>> START Supplied data
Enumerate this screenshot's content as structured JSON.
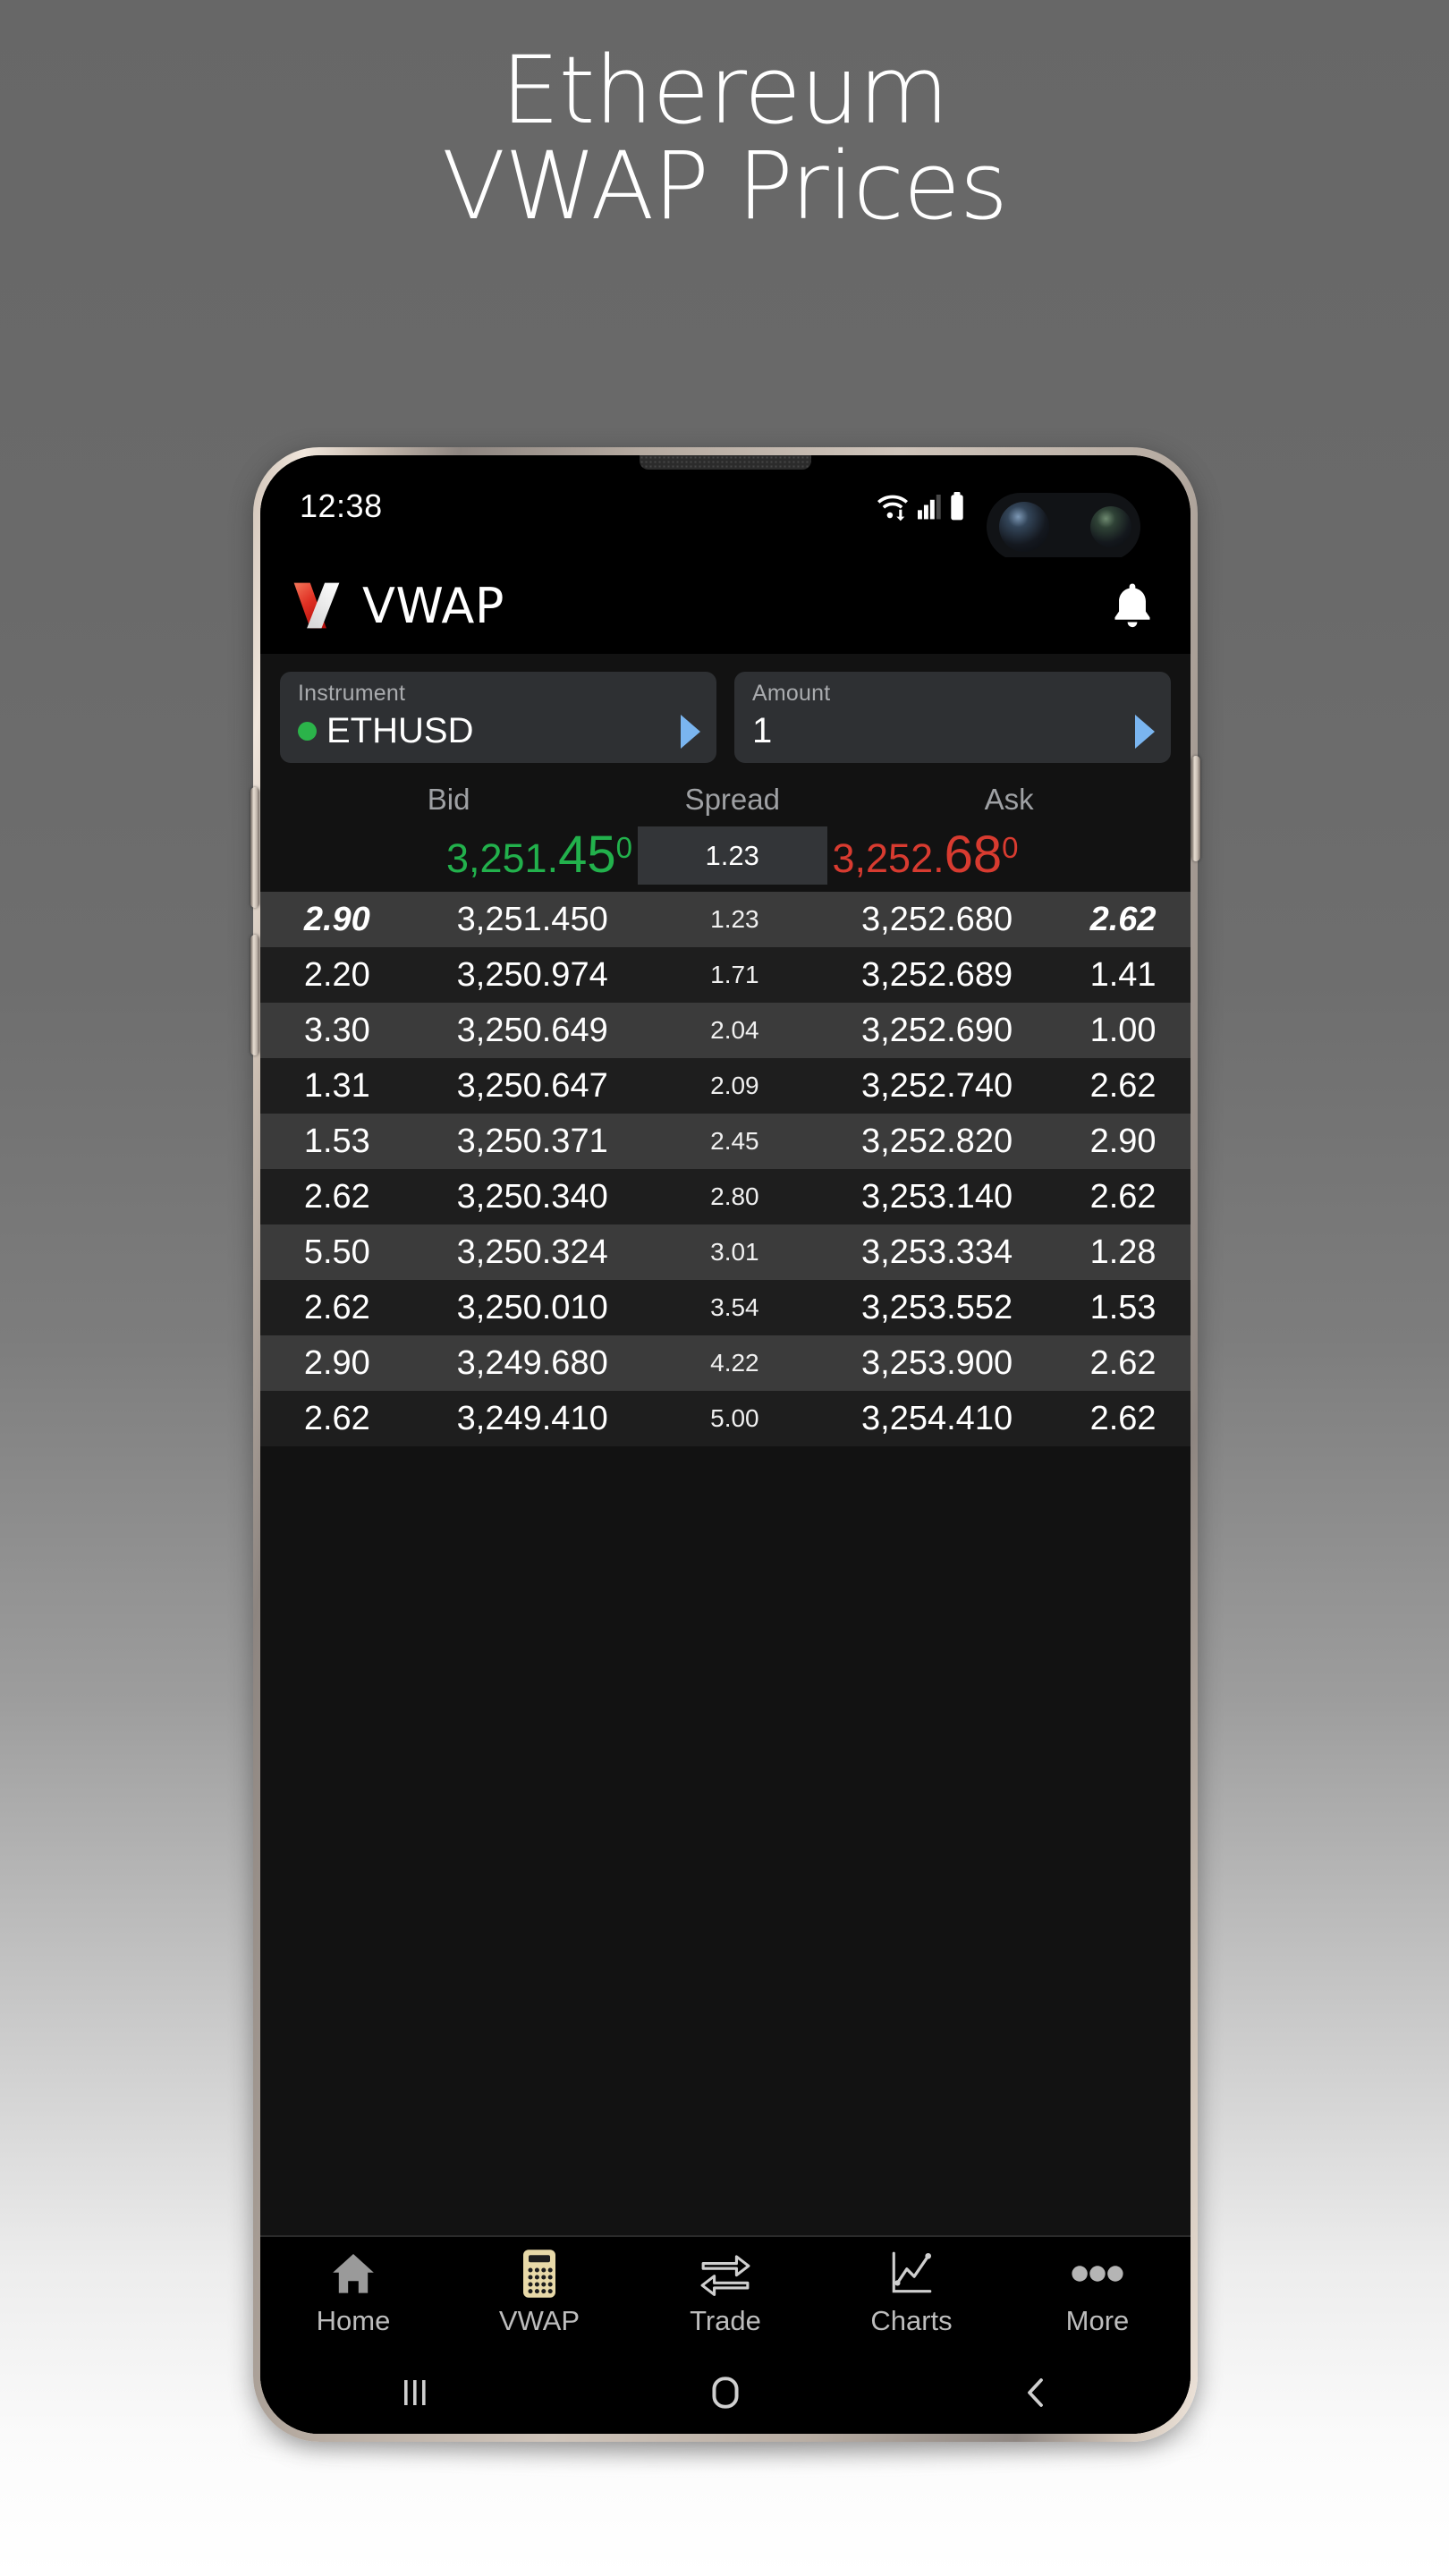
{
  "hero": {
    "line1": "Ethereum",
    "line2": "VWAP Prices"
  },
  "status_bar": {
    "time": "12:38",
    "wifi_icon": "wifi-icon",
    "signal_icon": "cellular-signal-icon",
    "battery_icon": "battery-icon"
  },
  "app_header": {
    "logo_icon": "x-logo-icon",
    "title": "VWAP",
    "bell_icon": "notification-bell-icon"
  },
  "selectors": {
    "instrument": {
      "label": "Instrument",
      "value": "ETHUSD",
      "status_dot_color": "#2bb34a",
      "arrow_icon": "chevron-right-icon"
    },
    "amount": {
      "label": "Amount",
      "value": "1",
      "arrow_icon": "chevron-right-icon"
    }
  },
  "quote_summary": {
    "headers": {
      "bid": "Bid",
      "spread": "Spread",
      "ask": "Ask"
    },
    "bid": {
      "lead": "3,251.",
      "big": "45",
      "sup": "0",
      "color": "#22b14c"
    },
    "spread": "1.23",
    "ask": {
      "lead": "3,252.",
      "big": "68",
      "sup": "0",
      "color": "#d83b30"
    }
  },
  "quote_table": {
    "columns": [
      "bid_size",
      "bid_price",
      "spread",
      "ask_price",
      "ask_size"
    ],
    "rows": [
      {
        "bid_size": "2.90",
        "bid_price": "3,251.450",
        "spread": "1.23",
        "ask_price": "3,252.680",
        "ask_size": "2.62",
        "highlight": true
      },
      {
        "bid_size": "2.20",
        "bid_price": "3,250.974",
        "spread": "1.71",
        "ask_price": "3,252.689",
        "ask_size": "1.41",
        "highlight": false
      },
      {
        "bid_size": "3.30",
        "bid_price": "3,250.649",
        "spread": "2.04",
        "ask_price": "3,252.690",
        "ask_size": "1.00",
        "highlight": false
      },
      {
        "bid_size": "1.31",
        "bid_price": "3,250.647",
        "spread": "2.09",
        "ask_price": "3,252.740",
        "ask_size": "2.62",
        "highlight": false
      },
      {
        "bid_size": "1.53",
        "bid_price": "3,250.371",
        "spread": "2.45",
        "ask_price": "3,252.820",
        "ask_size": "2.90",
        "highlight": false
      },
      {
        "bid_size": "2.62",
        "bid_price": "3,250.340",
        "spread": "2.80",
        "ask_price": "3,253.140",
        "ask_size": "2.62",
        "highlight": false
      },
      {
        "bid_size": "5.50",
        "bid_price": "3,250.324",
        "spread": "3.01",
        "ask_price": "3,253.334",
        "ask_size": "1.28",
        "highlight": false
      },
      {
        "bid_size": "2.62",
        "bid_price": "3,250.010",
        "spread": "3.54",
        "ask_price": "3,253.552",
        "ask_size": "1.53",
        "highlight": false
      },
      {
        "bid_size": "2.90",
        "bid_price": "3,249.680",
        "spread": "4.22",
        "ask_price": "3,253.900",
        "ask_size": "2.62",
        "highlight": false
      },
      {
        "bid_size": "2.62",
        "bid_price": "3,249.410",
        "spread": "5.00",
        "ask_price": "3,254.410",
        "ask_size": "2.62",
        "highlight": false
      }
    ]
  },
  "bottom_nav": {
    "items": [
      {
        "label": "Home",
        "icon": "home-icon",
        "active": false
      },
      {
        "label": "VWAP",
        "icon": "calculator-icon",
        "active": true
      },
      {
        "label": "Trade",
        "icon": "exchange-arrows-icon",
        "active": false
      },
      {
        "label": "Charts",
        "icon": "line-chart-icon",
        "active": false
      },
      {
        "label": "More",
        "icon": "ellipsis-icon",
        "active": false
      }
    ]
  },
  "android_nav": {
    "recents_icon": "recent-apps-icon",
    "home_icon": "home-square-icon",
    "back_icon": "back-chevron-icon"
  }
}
>> END Supplied data
## Direction
Using the listing above, show each line holding the string "label".

## Full output
      "label": "Instrument",
      "label": "Amount",
        "label": "Home",
        "label": "VWAP",
        "label": "Trade",
        "label": "Charts",
        "label": "More",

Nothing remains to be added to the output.